Dataset items

◇ ◇ ◇ ◇ ◇

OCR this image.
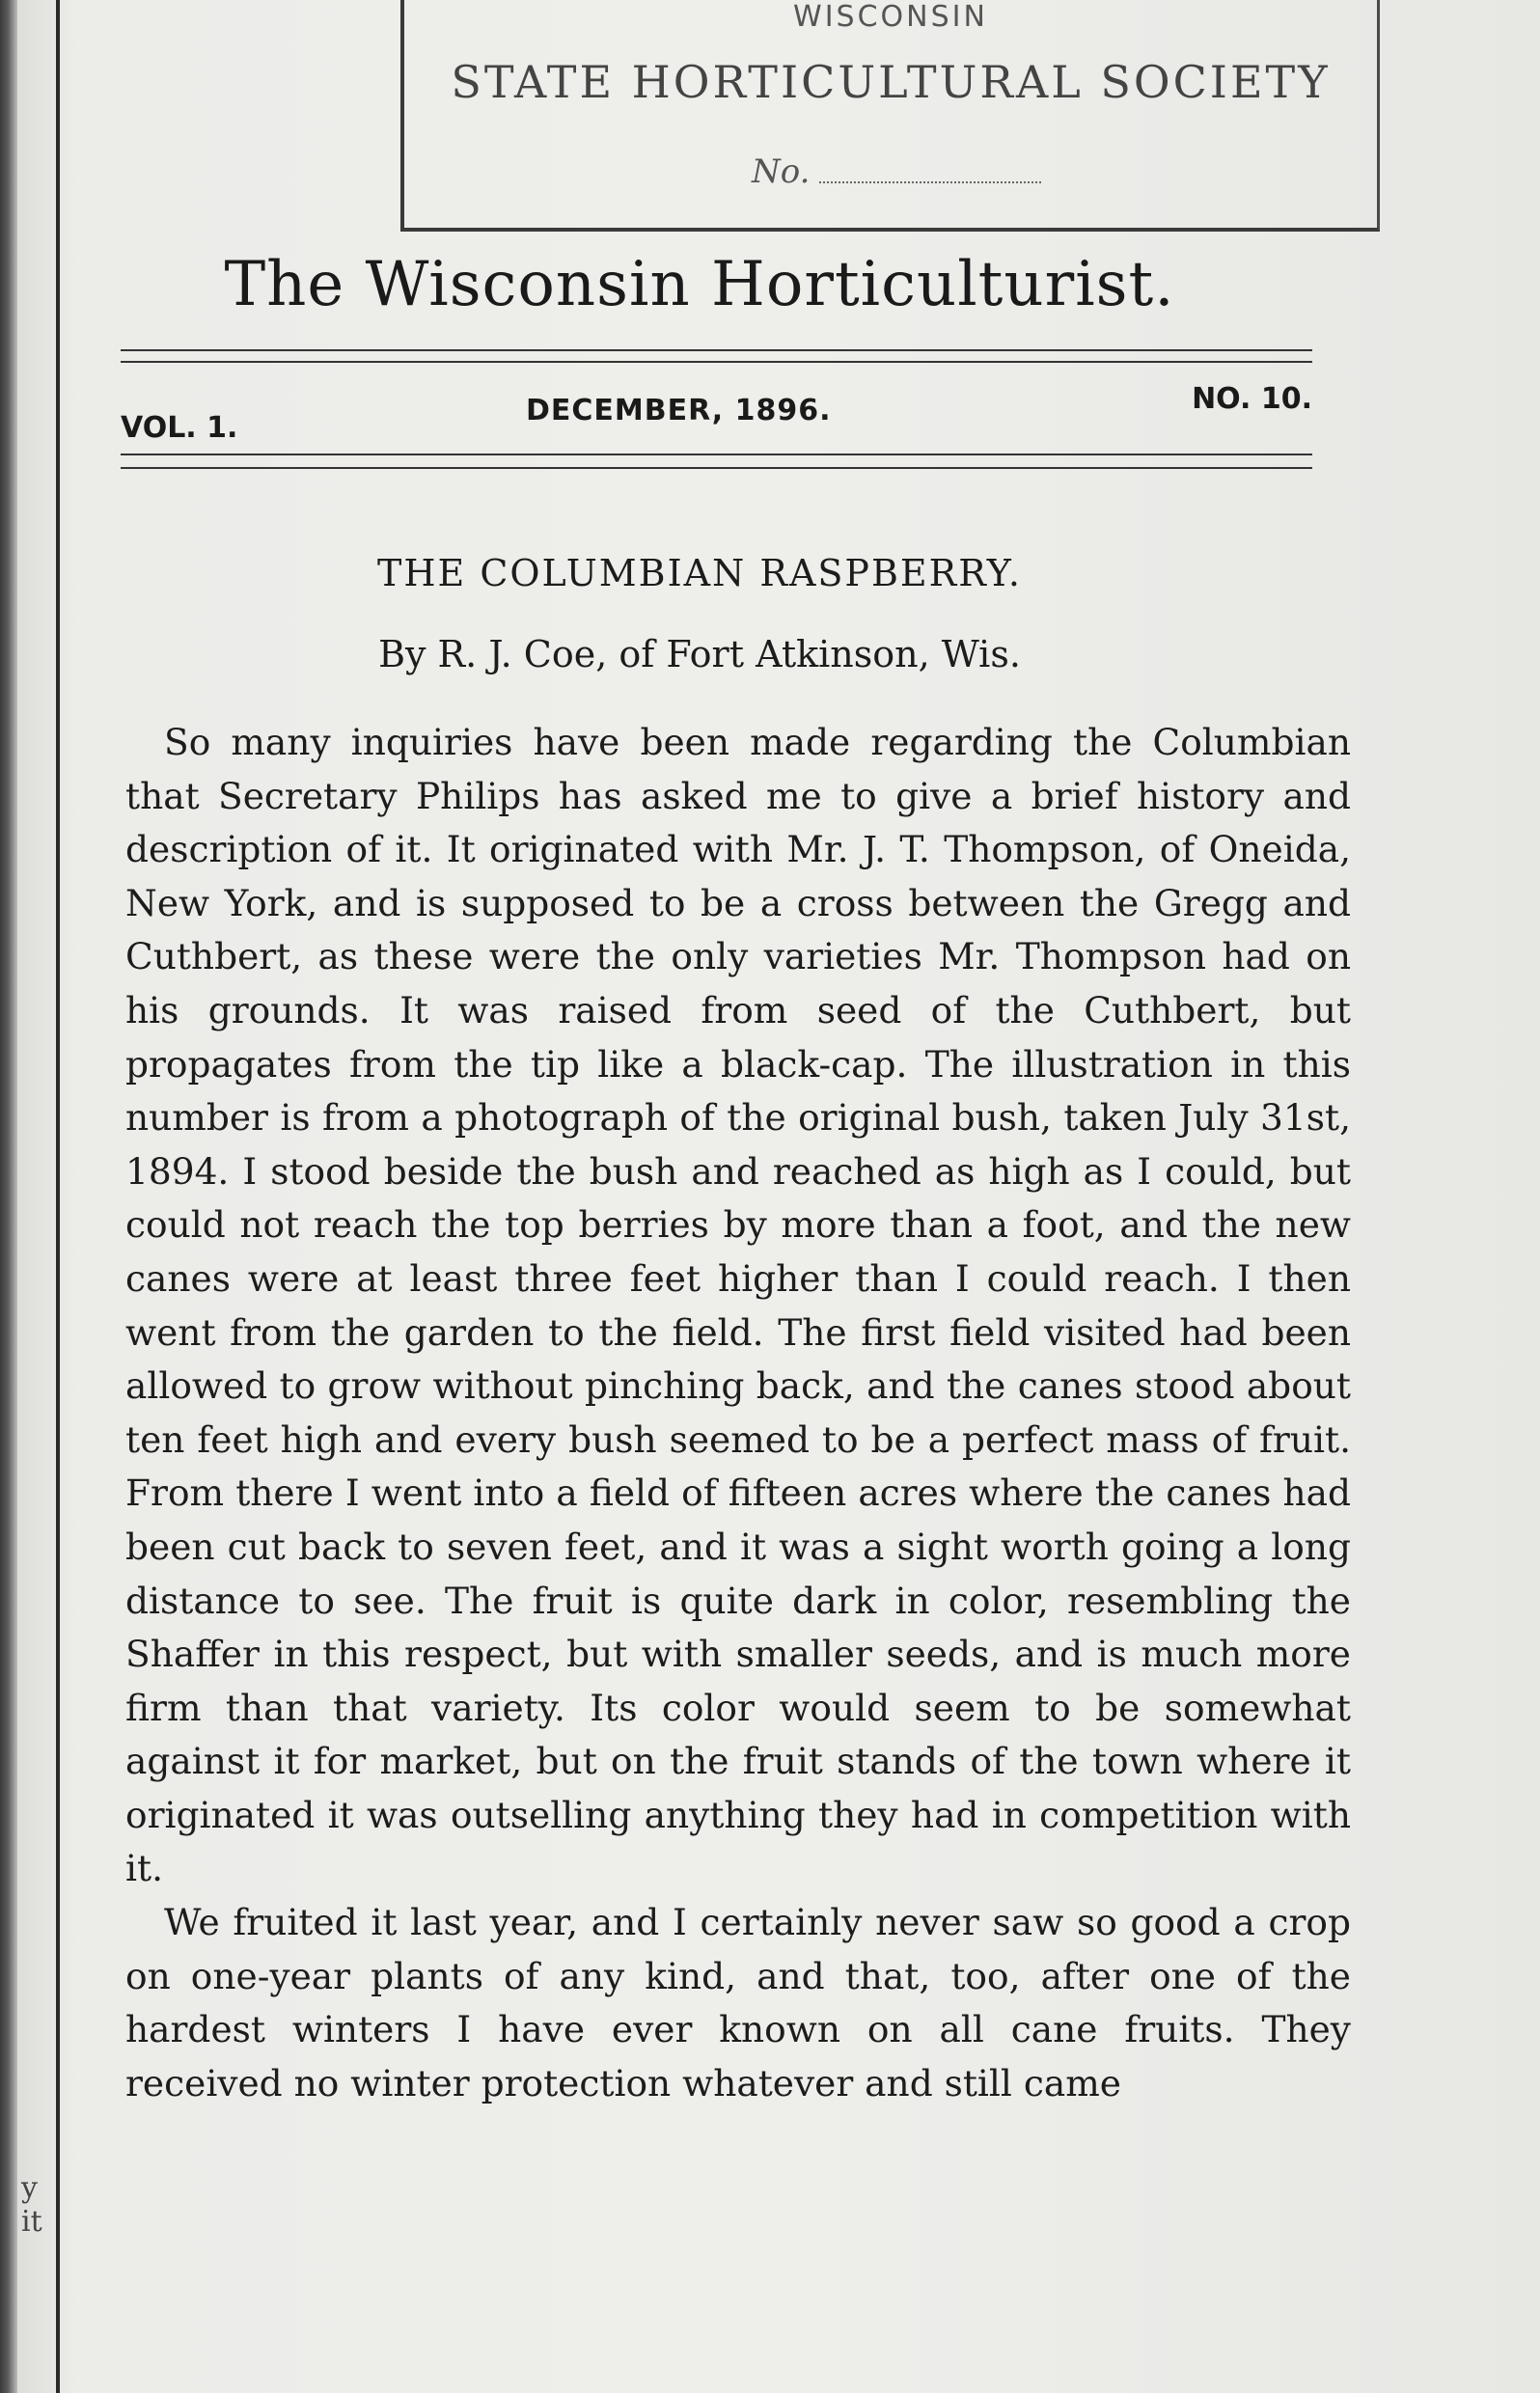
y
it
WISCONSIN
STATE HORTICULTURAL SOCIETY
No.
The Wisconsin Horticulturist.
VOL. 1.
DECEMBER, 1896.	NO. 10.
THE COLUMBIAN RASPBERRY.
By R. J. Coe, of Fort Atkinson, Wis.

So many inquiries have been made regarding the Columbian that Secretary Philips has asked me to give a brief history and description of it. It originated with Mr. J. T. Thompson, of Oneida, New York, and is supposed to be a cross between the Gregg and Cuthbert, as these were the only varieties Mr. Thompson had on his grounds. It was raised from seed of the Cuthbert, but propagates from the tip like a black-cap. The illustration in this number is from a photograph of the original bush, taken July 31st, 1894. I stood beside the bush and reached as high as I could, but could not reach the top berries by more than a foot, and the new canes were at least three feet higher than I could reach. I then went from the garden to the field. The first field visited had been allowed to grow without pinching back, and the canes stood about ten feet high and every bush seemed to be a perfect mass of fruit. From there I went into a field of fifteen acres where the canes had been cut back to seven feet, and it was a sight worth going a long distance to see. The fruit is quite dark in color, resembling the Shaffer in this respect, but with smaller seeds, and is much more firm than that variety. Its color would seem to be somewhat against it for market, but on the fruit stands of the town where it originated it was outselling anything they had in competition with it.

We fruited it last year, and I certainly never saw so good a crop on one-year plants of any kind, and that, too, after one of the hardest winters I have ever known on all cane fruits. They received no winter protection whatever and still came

◇ ◇ ◇ ◇ ◇

Pictures stay out; reproduce every line of the records exactly.

• [REPLY TO THE TASK]
OCR this image.
y
it
WISCONSIN
STATE HORTICULTURAL SOCIETY
No.
The Wisconsin Horticulturist.
VOL. 1.
DECEMBER, 1896.	NO. 10.
THE COLUMBIAN RASPBERRY.
By R. J. Coe, of Fort Atkinson, Wis.

So many inquiries have been made regarding the Columbian that Secretary Philips has asked me to give a brief history and description of it. It originated with Mr. J. T. Thompson, of Oneida, New York, and is supposed to be a cross between the Gregg and Cuthbert, as these were the only varieties Mr. Thompson had on his grounds. It was raised from seed of the Cuthbert, but propagates from the tip like a black-cap. The illustration in this number is from a photograph of the original bush, taken July 31st, 1894. I stood beside the bush and reached as high as I could, but could not reach the top berries by more than a foot, and the new canes were at least three feet higher than I could reach. I then went from the garden to the field. The first field visited had been allowed to grow without pinching back, and the canes stood about ten feet high and every bush seemed to be a perfect mass of fruit. From there I went into a field of fifteen acres where the canes had been cut back to seven feet, and it was a sight worth going a long distance to see. The fruit is quite dark in color, resembling the Shaffer in this respect, but with smaller seeds, and is much more firm than that variety. Its color would seem to be somewhat against it for market, but on the fruit stands of the town where it originated it was outselling anything they had in competition with it.

We fruited it last year, and I certainly never saw so good a crop on one-year plants of any kind, and that, too, after one of the hardest winters I have ever known on all cane fruits. They received no winter protection whatever and still came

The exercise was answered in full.